» **Problem**
Track down each line that has the word "color" and copy it.

» **Data provided**
#####

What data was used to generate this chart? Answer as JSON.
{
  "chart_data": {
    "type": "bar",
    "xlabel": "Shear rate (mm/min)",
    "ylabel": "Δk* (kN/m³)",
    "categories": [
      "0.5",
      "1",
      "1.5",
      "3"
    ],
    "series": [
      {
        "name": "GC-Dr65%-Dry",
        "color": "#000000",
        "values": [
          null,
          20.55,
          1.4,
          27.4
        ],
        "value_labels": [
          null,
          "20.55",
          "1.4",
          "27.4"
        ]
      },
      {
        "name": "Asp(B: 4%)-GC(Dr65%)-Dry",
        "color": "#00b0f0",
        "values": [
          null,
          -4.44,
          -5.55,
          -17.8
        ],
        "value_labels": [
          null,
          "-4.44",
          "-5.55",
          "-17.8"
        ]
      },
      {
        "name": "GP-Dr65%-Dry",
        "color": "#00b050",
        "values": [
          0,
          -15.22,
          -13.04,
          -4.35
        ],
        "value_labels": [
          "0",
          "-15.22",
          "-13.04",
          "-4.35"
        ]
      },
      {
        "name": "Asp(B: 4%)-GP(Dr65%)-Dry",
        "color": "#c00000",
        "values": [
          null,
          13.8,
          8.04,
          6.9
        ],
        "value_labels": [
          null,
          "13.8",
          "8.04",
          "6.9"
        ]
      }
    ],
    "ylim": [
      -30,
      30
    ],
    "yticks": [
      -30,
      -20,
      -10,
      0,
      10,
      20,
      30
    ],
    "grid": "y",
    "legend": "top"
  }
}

#####

» **Exercise response**
        "color": "#000000",
        "color": "#00b0f0",
        "color": "#00b050",
        "color": "#c00000",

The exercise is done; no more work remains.